Exercise brief: Exclude the pictures and retype the entries as written.

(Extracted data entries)
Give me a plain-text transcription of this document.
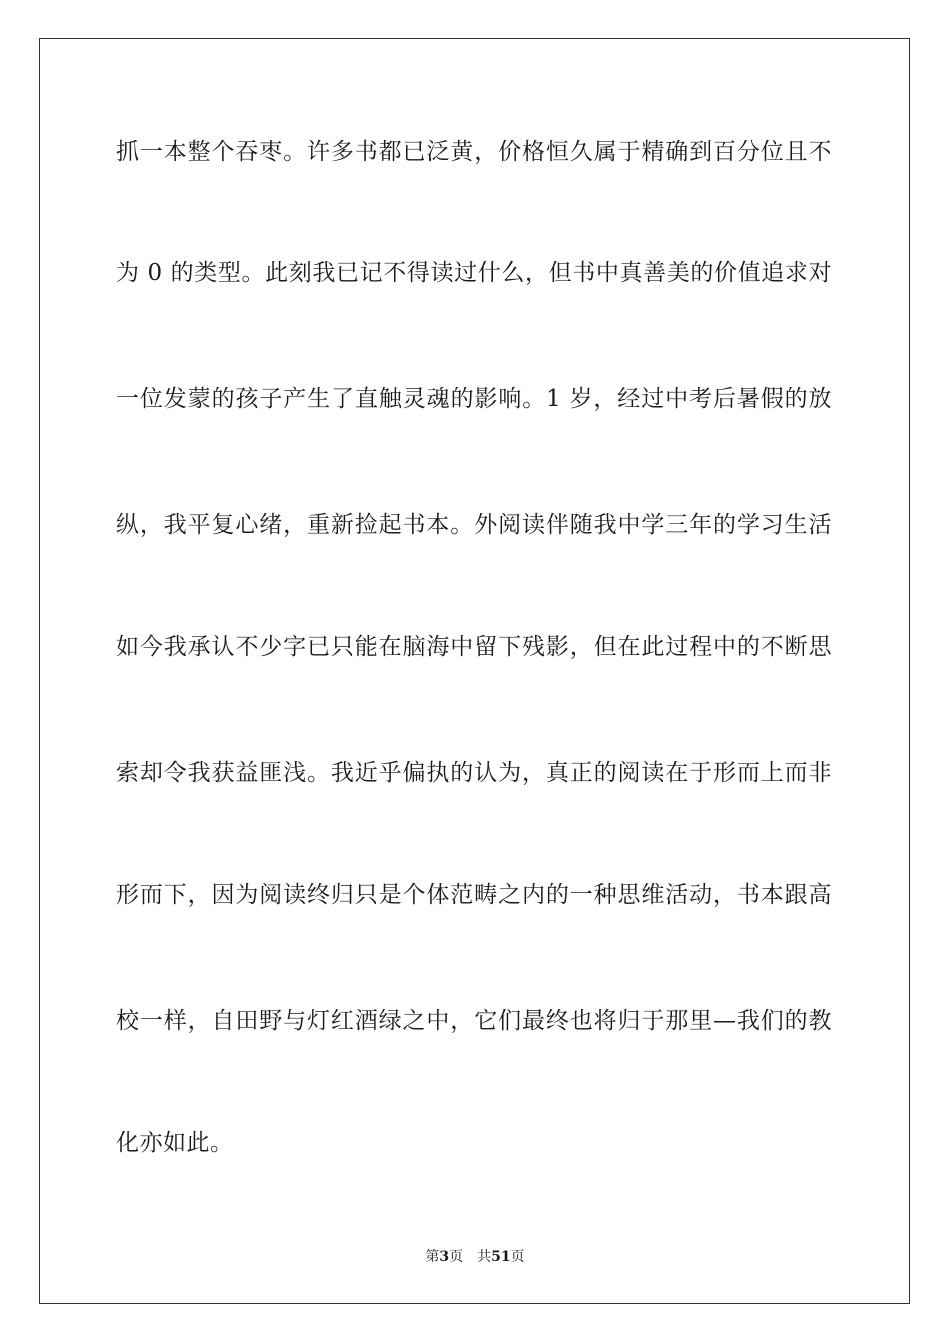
抓一本整个吞枣。许多书都已泛黄，价格恒久属于精确到百分位且不
为 0 的类型。此刻我已记不得读过什么，但书中真善美的价值追求对
一位发蒙的孩子产生了直触灵魂的影响。1 岁，经过中考后暑假的放
纵，我平复心绪，重新捡起书本。外阅读伴随我中学三年的学习生活
如今我承认不少字已只能在脑海中留下残影，但在此过程中的不断思
索却令我获益匪浅。我近乎偏执的认为，真正的阅读在于形而上而非
形而下，因为阅读终归只是个体范畴之内的一种思维活动，书本跟高
校一样，自田野与灯红酒绿之中，它们最终也将归于那里—我们的教
化亦如此。
第3页 共51页
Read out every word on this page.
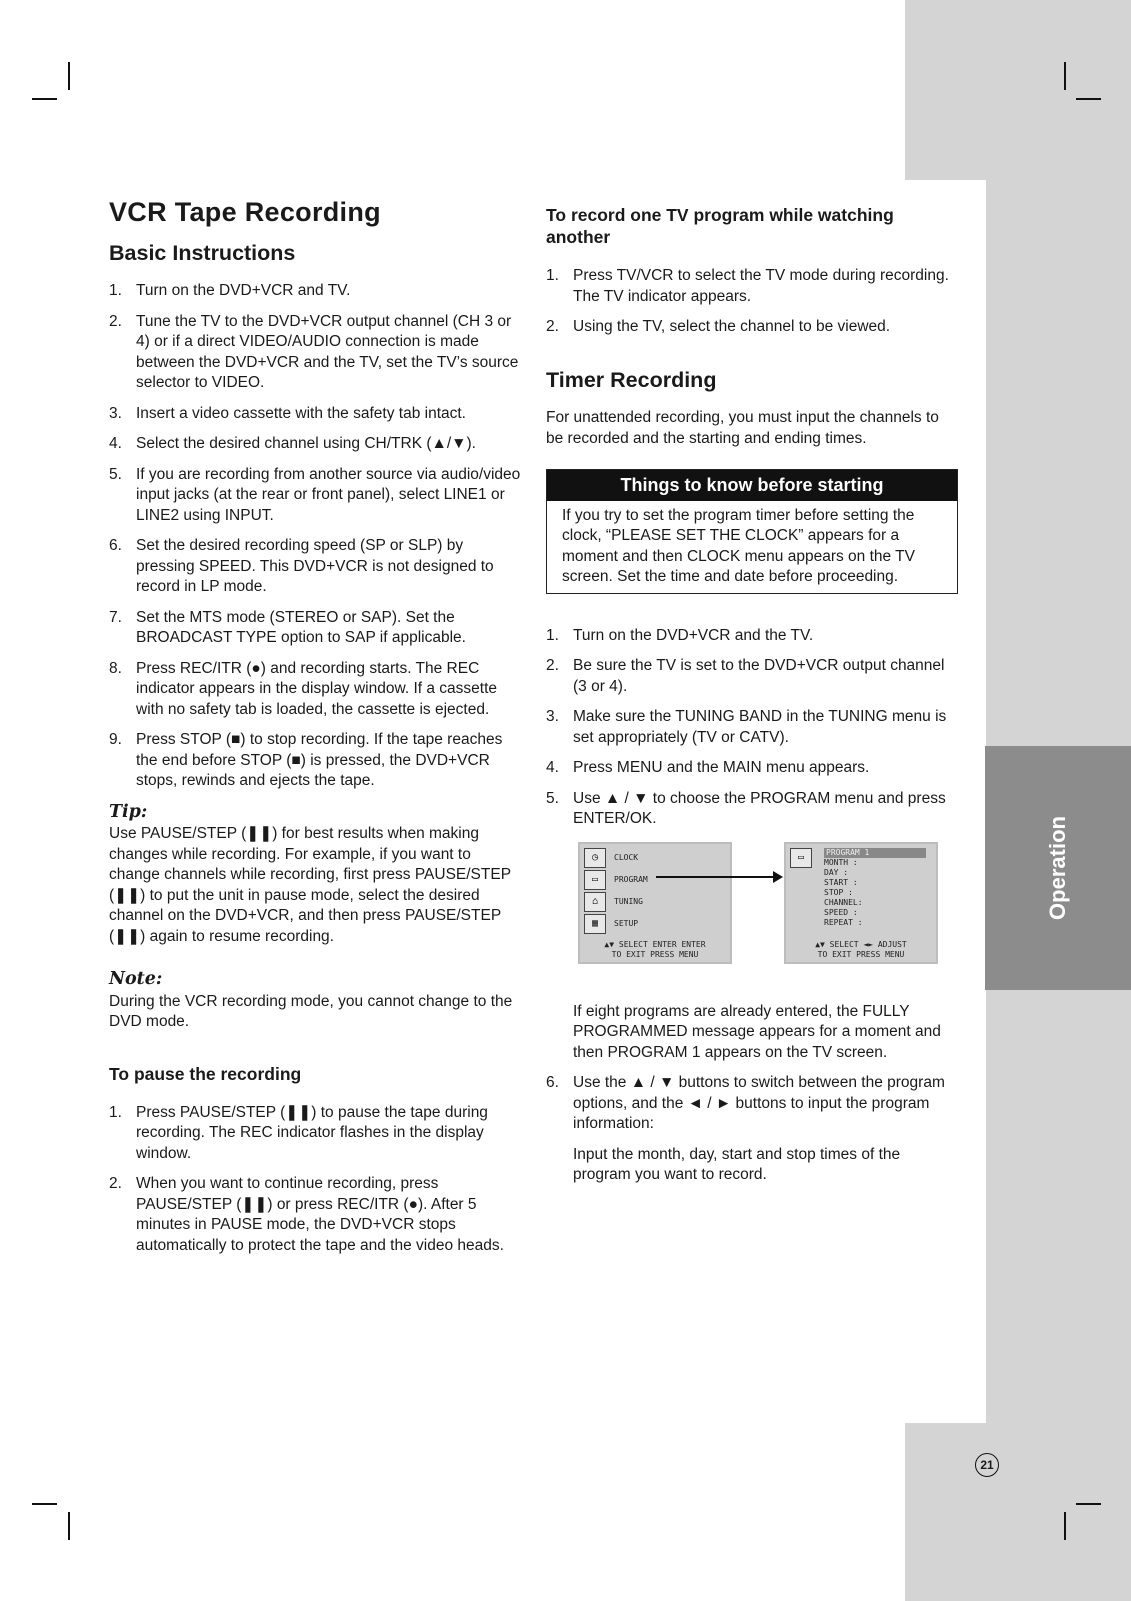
Operation
VCR Tape Recording
Basic Instructions
1. Turn on the DVD+VCR and TV.
2. Tune the TV to the DVD+VCR output channel (CH 3 or 4) or if a direct VIDEO/AUDIO connection is made between the DVD+VCR and the TV, set the TV’s source selector to VIDEO.
3. Insert a video cassette with the safety tab intact.
4. Select the desired channel using CH/TRK (▲/▼).
5. If you are recording from another source via audio/video input jacks (at the rear or front panel), select LINE1 or LINE2 using INPUT.
6. Set the desired recording speed (SP or SLP) by pressing SPEED. This DVD+VCR is not designed to record in LP mode.
7. Set the MTS mode (STEREO or SAP). Set the BROADCAST TYPE option to SAP if applicable.
8. Press REC/ITR (●) and recording starts. The REC indicator appears in the display window. If a cassette with no safety tab is loaded, the cassette is ejected.
9. Press STOP (■) to stop recording. If the tape reaches the end before STOP (■) is pressed, the DVD+VCR stops, rewinds and ejects the tape.
Tip:

Use PAUSE/STEP (❚❚) for best results when making changes while recording. For example, if you want to change channels while recording, first press PAUSE/STEP (❚❚) to put the unit in pause mode, select the desired channel on the DVD+VCR, and then press PAUSE/STEP (❚❚) again to resume recording.

Note:

During the VCR recording mode, you cannot change to the DVD mode.

To pause the recording
1. Press PAUSE/STEP (❚❚) to pause the tape during recording. The REC indicator flashes in the display window.
2. When you want to continue recording, press PAUSE/STEP (❚❚) or press REC/ITR (●). After 5 minutes in PAUSE mode, the DVD+VCR stops automatically to protect the tape and the video heads.
To record one TV program while watching another
1. Press TV/VCR to select the TV mode during recording. The TV indicator appears.
2. Using the TV, select the channel to be viewed.
Timer Recording

For unattended recording, you must input the channels to be recorded and the starting and ending times.

Things to know before starting
If you try to set the program timer before setting the clock, “PLEASE SET THE CLOCK” appears for a moment and then CLOCK menu appears on the TV screen. Set the time and date before proceeding.
1. Turn on the DVD+VCR and the TV.
2. Be sure the TV is set to the DVD+VCR output channel (3 or 4).
3. Make sure the TUNING BAND in the TUNING menu is set appropriately (TV or CATV).
4. Press MENU and the MAIN menu appears.
5. Use ▲ / ▼ to choose the PROGRAM menu and press ENTER/OK.
◷	CLOCK
▭	PROGRAM
⌂	TUNING
▦	SETUP
▲▼ SELECT ENTER ENTER
TO EXIT PRESS MENU
▭	PROGRAM 1
MONTH :
DAY :
START :
STOP :
CHANNEL:
SPEED :
REPEAT :
▲▼ SELECT ◄► ADJUST
TO EXIT PRESS MENU

If eight programs are already entered, the FULLY PROGRAMMED message appears for a moment and then PROGRAM 1 appears on the TV screen.

6. Use the ▲ / ▼ buttons to switch between the program options, and the ◄ / ► buttons to input the program information:

Input the month, day, start and stop times of the program you want to record.

21
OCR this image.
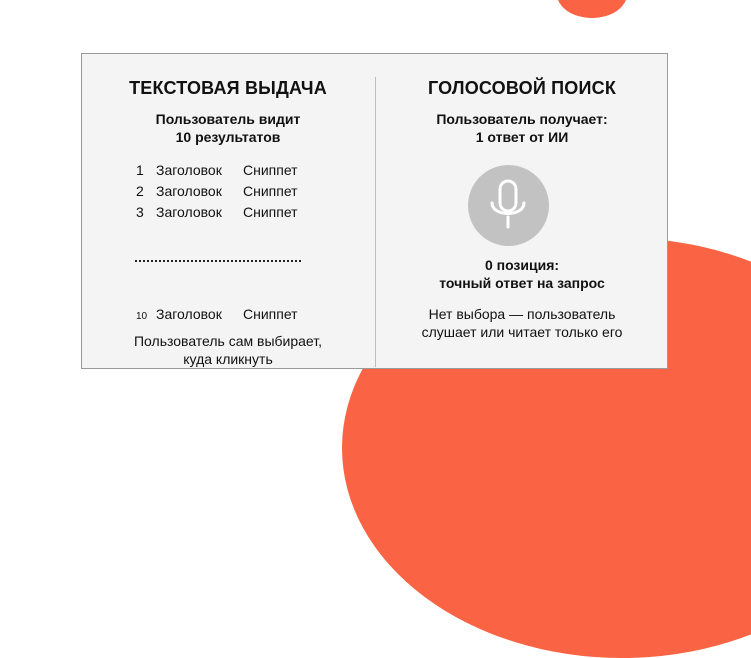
ТЕКСТОВАЯ ВЫДАЧА
Пользователь видит
10 результатов
1 Заголовок Сниппет
2 Заголовок Сниппет
3 Заголовок Сниппет
10 Заголовок Сниппет
Пользователь сам выбирает,
куда кликнуть
ГОЛОСОВОЙ ПОИСК
Пользователь получает:
1 ответ от ИИ
0 позиция:
точный ответ на запрос
Нет выбора — пользователь
слушает или читает только его
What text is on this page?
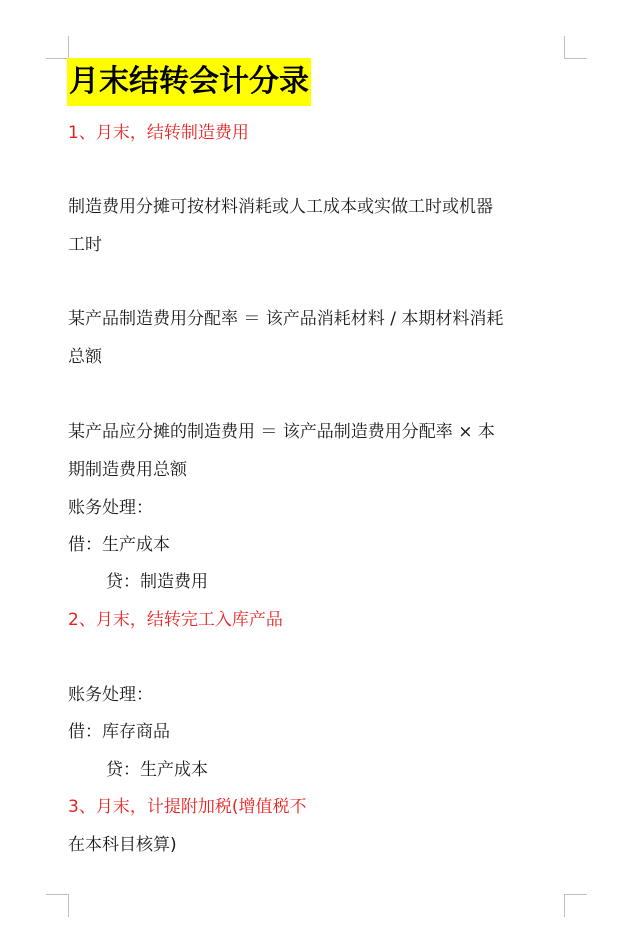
月末结转会计分录
1、月末，结转制造费用
制造费用分摊可按材料消耗或人工成本或实做工时或机器
工时
某产品制造费用分配率 ＝ 该产品消耗材料 / 本期材料消耗
总额
某产品应分摊的制造费用 ＝ 该产品制造费用分配率 × 本
期制造费用总额
账务处理：
借：生产成本
贷：制造费用
2、月末，结转完工入库产品
账务处理：
借：库存商品
贷：生产成本
3、月末，计提附加税(增值税不
在本科目核算)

Answer to the problem:
Give me a plain-text transcription of this document.
抓一本整个吞枣。许多书都已泛黄，价格恒久属于精确到百分位且不
为 0 的类型。此刻我已记不得读过什么，但书中真善美的价值追求对
一位发蒙的孩子产生了直触灵魂的影响。1 岁，经过中考后暑假的放
纵，我平复心绪，重新捡起书本。外阅读伴随我中学三年的学习生活
如今我承认不少字已只能在脑海中留下残影，但在此过程中的不断思
索却令我获益匪浅。我近乎偏执的认为，真正的阅读在于形而上而非
形而下，因为阅读终归只是个体范畴之内的一种思维活动，书本跟高
校一样，自田野与灯红酒绿之中，它们最终也将归于那里—我们的教
化亦如此。
第3页 共51页
Read out every word on this page.
Operation
VCR Tape Recording
Basic Instructions
1. Turn on the DVD+VCR and TV.
2. Tune the TV to the DVD+VCR output channel (CH 3 or 4) or if a direct VIDEO/AUDIO connection is made between the DVD+VCR and the TV, set the TV’s source selector to VIDEO.
3. Insert a video cassette with the safety tab intact.
4. Select the desired channel using CH/TRK (▲/▼).
5. If you are recording from another source via audio/video input jacks (at the rear or front panel), select LINE1 or LINE2 using INPUT.
6. Set the desired recording speed (SP or SLP) by pressing SPEED. This DVD+VCR is not designed to record in LP mode.
7. Set the MTS mode (STEREO or SAP). Set the BROADCAST TYPE option to SAP if applicable.
8. Press REC/ITR (●) and recording starts. The REC indicator appears in the display window. If a cassette with no safety tab is loaded, the cassette is ejected.
9. Press STOP (■) to stop recording. If the tape reaches the end before STOP (■) is pressed, the DVD+VCR stops, rewinds and ejects the tape.
Tip:

Use PAUSE/STEP (❚❚) for best results when making changes while recording. For example, if you want to change channels while recording, first press PAUSE/STEP (❚❚) to put the unit in pause mode, select the desired channel on the DVD+VCR, and then press PAUSE/STEP (❚❚) again to resume recording.

Note:

During the VCR recording mode, you cannot change to the DVD mode.

To pause the recording
1. Press PAUSE/STEP (❚❚) to pause the tape during recording. The REC indicator flashes in the display window.
2. When you want to continue recording, press PAUSE/STEP (❚❚) or press REC/ITR (●). After 5 minutes in PAUSE mode, the DVD+VCR stops automatically to protect the tape and the video heads.
To record one TV program while watching another
1. Press TV/VCR to select the TV mode during recording. The TV indicator appears.
2. Using the TV, select the channel to be viewed.
Timer Recording

For unattended recording, you must input the channels to be recorded and the starting and ending times.

Things to know before starting
If you try to set the program timer before setting the clock, “PLEASE SET THE CLOCK” appears for a moment and then CLOCK menu appears on the TV screen. Set the time and date before proceeding.
1. Turn on the DVD+VCR and the TV.
2. Be sure the TV is set to the DVD+VCR output channel (3 or 4).
3. Make sure the TUNING BAND in the TUNING menu is set appropriately (TV or CATV).
4. Press MENU and the MAIN menu appears.
5. Use ▲ / ▼ to choose the PROGRAM menu and press ENTER/OK.
◷	CLOCK
▭	PROGRAM
⌂	TUNING
▦	SETUP
▲▼ SELECT ENTER ENTER
TO EXIT PRESS MENU
▭	PROGRAM 1
MONTH :
DAY :
START :
STOP :
CHANNEL:
SPEED :
REPEAT :
▲▼ SELECT ◄► ADJUST
TO EXIT PRESS MENU

If eight programs are already entered, the FULLY PROGRAMMED message appears for a moment and then PROGRAM 1 appears on the TV screen.

6. Use the ▲ / ▼ buttons to switch between the program options, and the ◄ / ► buttons to input the program information:

Input the month, day, start and stop times of the program you want to record.

21
OCR this image.
ТЕКСТОВАЯ ВЫДАЧА
Пользователь видит
10 результатов
1 Заголовок Сниппет
2 Заголовок Сниппет
3 Заголовок Сниппет
10 Заголовок Сниппет
Пользователь сам выбирает,
куда кликнуть
ГОЛОСОВОЙ ПОИСК
Пользователь получает:
1 ответ от ИИ
0 позиция:
точный ответ на запрос
Нет выбора — пользователь
слушает или читает только его
What text is on this page?
月末结转会计分录
1、月末，结转制造费用
制造费用分摊可按材料消耗或人工成本或实做工时或机器
工时
某产品制造费用分配率 ＝ 该产品消耗材料 / 本期材料消耗
总额
某产品应分摊的制造费用 ＝ 该产品制造费用分配率 × 本
期制造费用总额
账务处理：
借：生产成本
贷：制造费用
2、月末，结转完工入库产品
账务处理：
借：库存商品
贷：生产成本
3、月末，计提附加税(增值税不
在本科目核算)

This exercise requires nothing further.